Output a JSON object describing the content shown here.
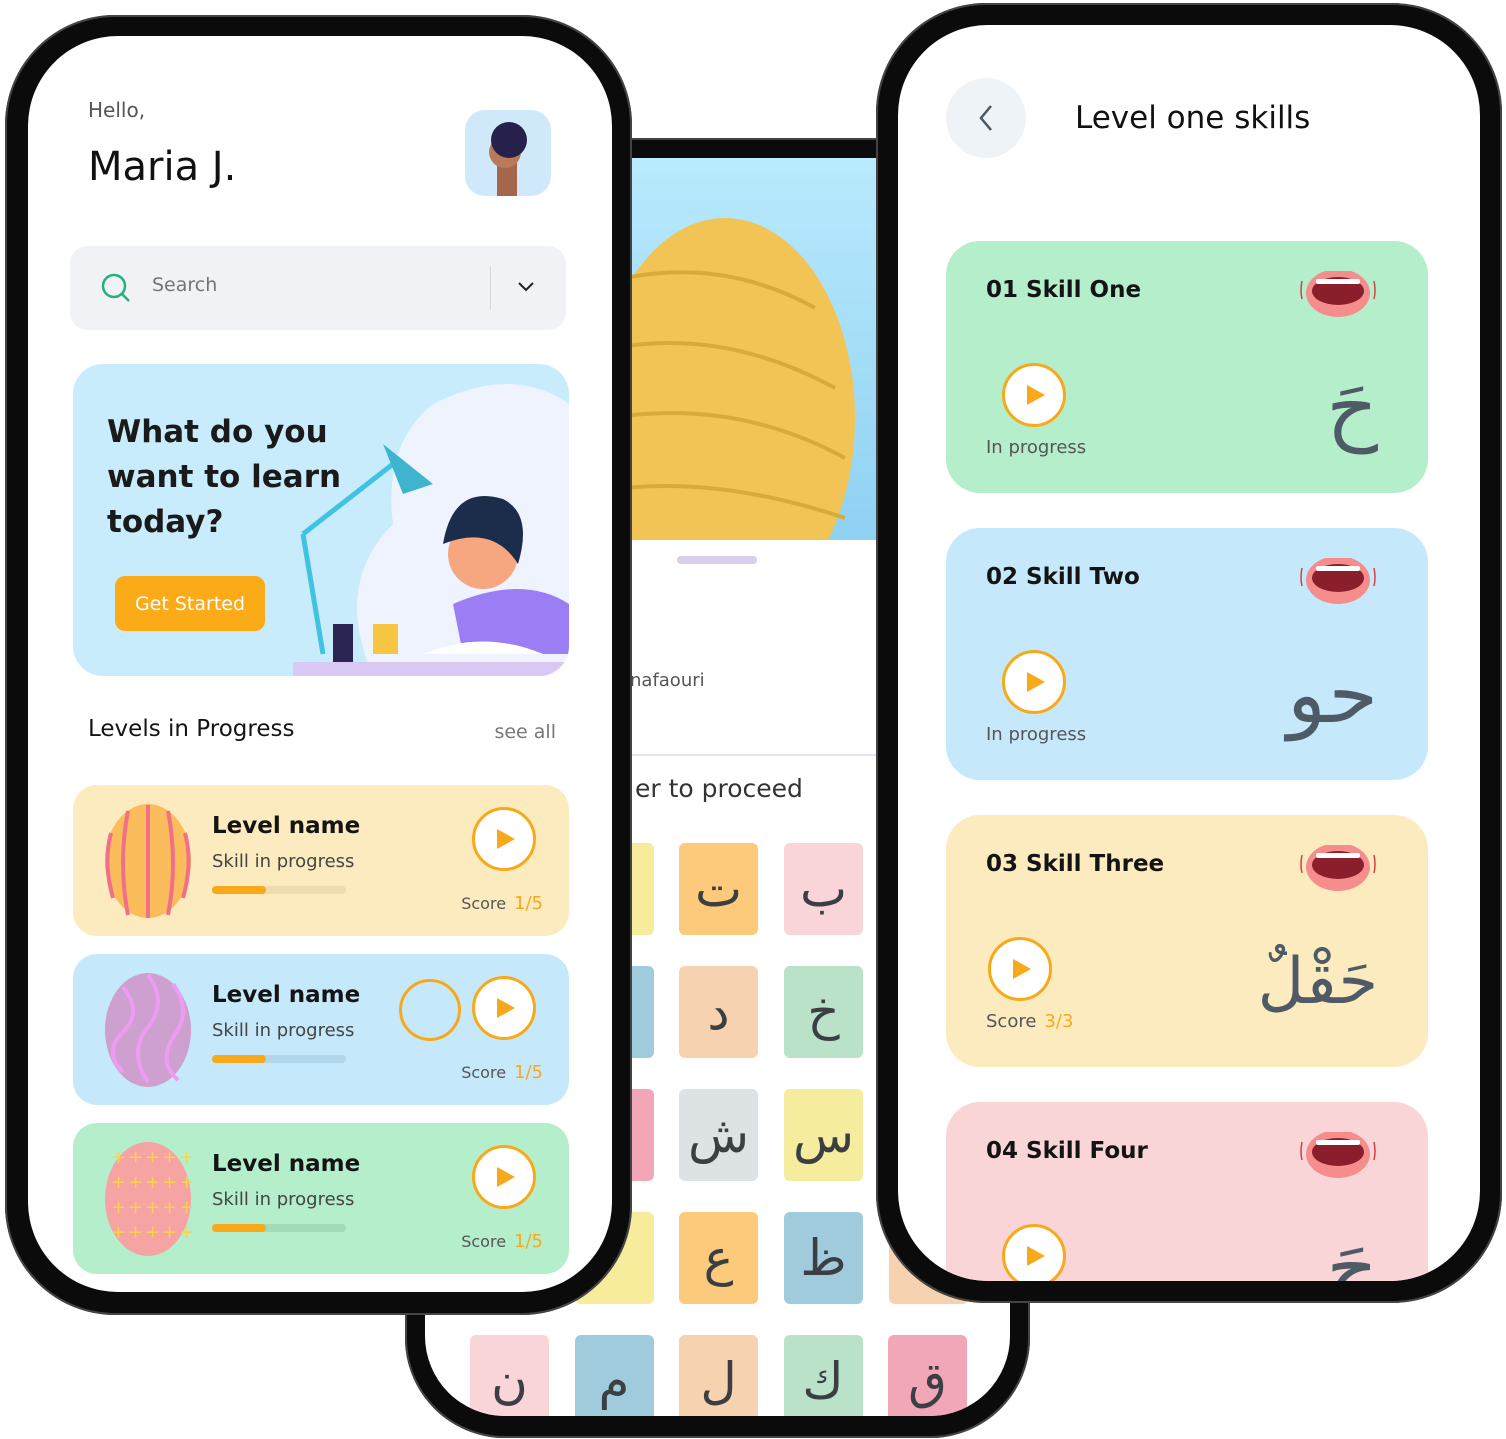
{
  "colors": {
    "accent": "#f8a91a",
    "text_dark": "#141414"
  },
  "middle": {
    "user_fragment": "nafaouri",
    "prompt_fragment": "er to proceed",
    "letters": [
      {
        "char": "",
        "color": "#f7eb9c"
      },
      {
        "char": "ت",
        "color": "#fdc97a"
      },
      {
        "char": "ب",
        "color": "#f9d5d9"
      },
      {
        "char": "",
        "color": "#9fcbdc"
      },
      {
        "char": "د",
        "color": "#f7d2b0"
      },
      {
        "char": "خ",
        "color": "#b9e2c8"
      },
      {
        "char": "",
        "color": "#f2a7b8"
      },
      {
        "char": "ش",
        "color": "#dde3e5"
      },
      {
        "char": "س",
        "color": "#f6ec9d"
      },
      {
        "char": "",
        "color": "#f7eb9c"
      },
      {
        "char": "ع",
        "color": "#fdc97a"
      },
      {
        "char": "ظ",
        "color": "#9fcbdc"
      }
    ],
    "bottom_row": [
      {
        "char": "ن",
        "color": "#f9d5d9"
      },
      {
        "char": "م",
        "color": "#9fcbdc"
      },
      {
        "char": "ل",
        "color": "#f7d2b0"
      },
      {
        "char": "ك",
        "color": "#b9e2c8"
      },
      {
        "char": "ق",
        "color": "#f2a7b8"
      }
    ]
  },
  "home": {
    "greeting": "Hello,",
    "user_name": "Maria J.",
    "search": {
      "placeholder": "Search",
      "icon": "search-icon"
    },
    "banner": {
      "line1": "What do you",
      "line2": "want to learn",
      "line3": "today?",
      "cta": "Get Started"
    },
    "levels_title": "Levels in Progress",
    "see_all": "see all",
    "levels": [
      {
        "name": "Level name",
        "subtitle": "Skill in progress",
        "progress": 0.4,
        "score_label": "Score",
        "score": "1/5",
        "color": "#fdebc0",
        "track": "#ecdcb0"
      },
      {
        "name": "Level name",
        "subtitle": "Skill in progress",
        "progress": 0.4,
        "score_label": "Score",
        "score": "1/5",
        "color": "#c5e8fb",
        "track": "#b2d6ea"
      },
      {
        "name": "Level name",
        "subtitle": "Skill in progress",
        "progress": 0.4,
        "score_label": "Score",
        "score": "1/5",
        "color": "#b5eecb",
        "track": "#a3dbb9"
      }
    ]
  },
  "skills": {
    "title": "Level one skills",
    "items": [
      {
        "title": "01 Skill One",
        "status": "In progress",
        "letter": "حَ",
        "color": "#b5eecb"
      },
      {
        "title": "02 Skill Two",
        "status": "In progress",
        "letter": "حو",
        "color": "#c5e8fb"
      },
      {
        "title": "03 Skill Three",
        "status": "Score",
        "score": "3/3",
        "letter": "حَقْلٌ",
        "color": "#fdebc0"
      },
      {
        "title": "04 Skill Four",
        "status": "",
        "letter": "حَ",
        "color": "#fad5d8"
      }
    ]
  }
}
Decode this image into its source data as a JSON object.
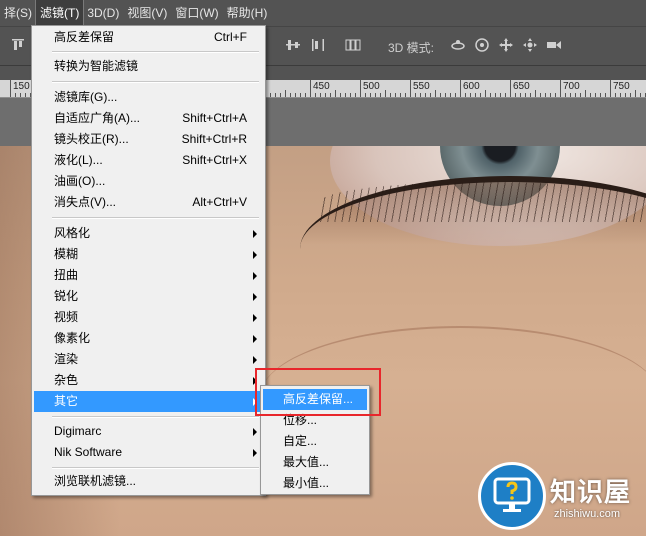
{
  "menubar": {
    "items": [
      {
        "label": "择(S)"
      },
      {
        "label": "滤镜(T)"
      },
      {
        "label": "3D(D)"
      },
      {
        "label": "视图(V)"
      },
      {
        "label": "窗口(W)"
      },
      {
        "label": "帮助(H)"
      }
    ]
  },
  "options_bar": {
    "mode_3d_label": "3D 模式:"
  },
  "ruler": {
    "labels": [
      "150",
      "500",
      "550",
      "600",
      "650",
      "700",
      "750",
      "450"
    ]
  },
  "filter_menu": {
    "items": [
      {
        "label": "高反差保留",
        "shortcut": "Ctrl+F"
      },
      {
        "label": "转换为智能滤镜"
      },
      {
        "label": "滤镜库(G)..."
      },
      {
        "label": "自适应广角(A)...",
        "shortcut": "Shift+Ctrl+A"
      },
      {
        "label": "镜头校正(R)...",
        "shortcut": "Shift+Ctrl+R"
      },
      {
        "label": "液化(L)...",
        "shortcut": "Shift+Ctrl+X"
      },
      {
        "label": "油画(O)..."
      },
      {
        "label": "消失点(V)...",
        "shortcut": "Alt+Ctrl+V"
      },
      {
        "label": "风格化"
      },
      {
        "label": "模糊"
      },
      {
        "label": "扭曲"
      },
      {
        "label": "锐化"
      },
      {
        "label": "视频"
      },
      {
        "label": "像素化"
      },
      {
        "label": "渲染"
      },
      {
        "label": "杂色"
      },
      {
        "label": "其它"
      },
      {
        "label": "Digimarc"
      },
      {
        "label": "Nik Software"
      },
      {
        "label": "浏览联机滤镜..."
      }
    ]
  },
  "submenu": {
    "items": [
      {
        "label": "高反差保留..."
      },
      {
        "label": "位移..."
      },
      {
        "label": "自定..."
      },
      {
        "label": "最大值..."
      },
      {
        "label": "最小值..."
      }
    ]
  },
  "watermark": {
    "title": "知识屋",
    "url": "zhishiwu.com"
  },
  "colors": {
    "highlight": "#3399ff",
    "annotation_red": "#e8262b",
    "watermark_blue": "#1e7fc6"
  }
}
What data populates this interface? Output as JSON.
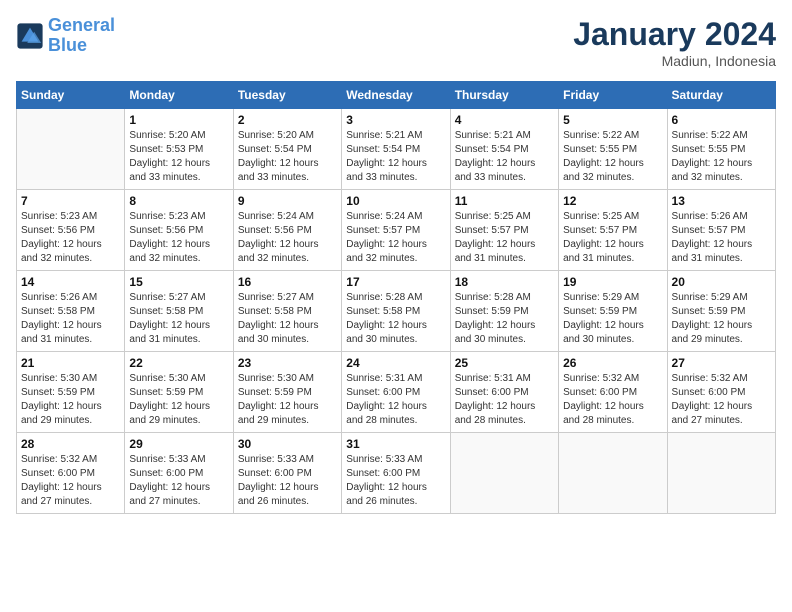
{
  "header": {
    "logo_general": "General",
    "logo_blue": "Blue",
    "month_title": "January 2024",
    "location": "Madiun, Indonesia"
  },
  "days_of_week": [
    "Sunday",
    "Monday",
    "Tuesday",
    "Wednesday",
    "Thursday",
    "Friday",
    "Saturday"
  ],
  "weeks": [
    [
      {
        "day": "",
        "detail": ""
      },
      {
        "day": "1",
        "detail": "Sunrise: 5:20 AM\nSunset: 5:53 PM\nDaylight: 12 hours\nand 33 minutes."
      },
      {
        "day": "2",
        "detail": "Sunrise: 5:20 AM\nSunset: 5:54 PM\nDaylight: 12 hours\nand 33 minutes."
      },
      {
        "day": "3",
        "detail": "Sunrise: 5:21 AM\nSunset: 5:54 PM\nDaylight: 12 hours\nand 33 minutes."
      },
      {
        "day": "4",
        "detail": "Sunrise: 5:21 AM\nSunset: 5:54 PM\nDaylight: 12 hours\nand 33 minutes."
      },
      {
        "day": "5",
        "detail": "Sunrise: 5:22 AM\nSunset: 5:55 PM\nDaylight: 12 hours\nand 32 minutes."
      },
      {
        "day": "6",
        "detail": "Sunrise: 5:22 AM\nSunset: 5:55 PM\nDaylight: 12 hours\nand 32 minutes."
      }
    ],
    [
      {
        "day": "7",
        "detail": "Sunrise: 5:23 AM\nSunset: 5:56 PM\nDaylight: 12 hours\nand 32 minutes."
      },
      {
        "day": "8",
        "detail": "Sunrise: 5:23 AM\nSunset: 5:56 PM\nDaylight: 12 hours\nand 32 minutes."
      },
      {
        "day": "9",
        "detail": "Sunrise: 5:24 AM\nSunset: 5:56 PM\nDaylight: 12 hours\nand 32 minutes."
      },
      {
        "day": "10",
        "detail": "Sunrise: 5:24 AM\nSunset: 5:57 PM\nDaylight: 12 hours\nand 32 minutes."
      },
      {
        "day": "11",
        "detail": "Sunrise: 5:25 AM\nSunset: 5:57 PM\nDaylight: 12 hours\nand 31 minutes."
      },
      {
        "day": "12",
        "detail": "Sunrise: 5:25 AM\nSunset: 5:57 PM\nDaylight: 12 hours\nand 31 minutes."
      },
      {
        "day": "13",
        "detail": "Sunrise: 5:26 AM\nSunset: 5:57 PM\nDaylight: 12 hours\nand 31 minutes."
      }
    ],
    [
      {
        "day": "14",
        "detail": "Sunrise: 5:26 AM\nSunset: 5:58 PM\nDaylight: 12 hours\nand 31 minutes."
      },
      {
        "day": "15",
        "detail": "Sunrise: 5:27 AM\nSunset: 5:58 PM\nDaylight: 12 hours\nand 31 minutes."
      },
      {
        "day": "16",
        "detail": "Sunrise: 5:27 AM\nSunset: 5:58 PM\nDaylight: 12 hours\nand 30 minutes."
      },
      {
        "day": "17",
        "detail": "Sunrise: 5:28 AM\nSunset: 5:58 PM\nDaylight: 12 hours\nand 30 minutes."
      },
      {
        "day": "18",
        "detail": "Sunrise: 5:28 AM\nSunset: 5:59 PM\nDaylight: 12 hours\nand 30 minutes."
      },
      {
        "day": "19",
        "detail": "Sunrise: 5:29 AM\nSunset: 5:59 PM\nDaylight: 12 hours\nand 30 minutes."
      },
      {
        "day": "20",
        "detail": "Sunrise: 5:29 AM\nSunset: 5:59 PM\nDaylight: 12 hours\nand 29 minutes."
      }
    ],
    [
      {
        "day": "21",
        "detail": "Sunrise: 5:30 AM\nSunset: 5:59 PM\nDaylight: 12 hours\nand 29 minutes."
      },
      {
        "day": "22",
        "detail": "Sunrise: 5:30 AM\nSunset: 5:59 PM\nDaylight: 12 hours\nand 29 minutes."
      },
      {
        "day": "23",
        "detail": "Sunrise: 5:30 AM\nSunset: 5:59 PM\nDaylight: 12 hours\nand 29 minutes."
      },
      {
        "day": "24",
        "detail": "Sunrise: 5:31 AM\nSunset: 6:00 PM\nDaylight: 12 hours\nand 28 minutes."
      },
      {
        "day": "25",
        "detail": "Sunrise: 5:31 AM\nSunset: 6:00 PM\nDaylight: 12 hours\nand 28 minutes."
      },
      {
        "day": "26",
        "detail": "Sunrise: 5:32 AM\nSunset: 6:00 PM\nDaylight: 12 hours\nand 28 minutes."
      },
      {
        "day": "27",
        "detail": "Sunrise: 5:32 AM\nSunset: 6:00 PM\nDaylight: 12 hours\nand 27 minutes."
      }
    ],
    [
      {
        "day": "28",
        "detail": "Sunrise: 5:32 AM\nSunset: 6:00 PM\nDaylight: 12 hours\nand 27 minutes."
      },
      {
        "day": "29",
        "detail": "Sunrise: 5:33 AM\nSunset: 6:00 PM\nDaylight: 12 hours\nand 27 minutes."
      },
      {
        "day": "30",
        "detail": "Sunrise: 5:33 AM\nSunset: 6:00 PM\nDaylight: 12 hours\nand 26 minutes."
      },
      {
        "day": "31",
        "detail": "Sunrise: 5:33 AM\nSunset: 6:00 PM\nDaylight: 12 hours\nand 26 minutes."
      },
      {
        "day": "",
        "detail": ""
      },
      {
        "day": "",
        "detail": ""
      },
      {
        "day": "",
        "detail": ""
      }
    ]
  ]
}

Required work: Gather up the lines containing the word "status" from these records and copy them.

Solution to this task:
        "status": "In progress",
        "status": "In progress",
        "status": "Score",
        "status": "",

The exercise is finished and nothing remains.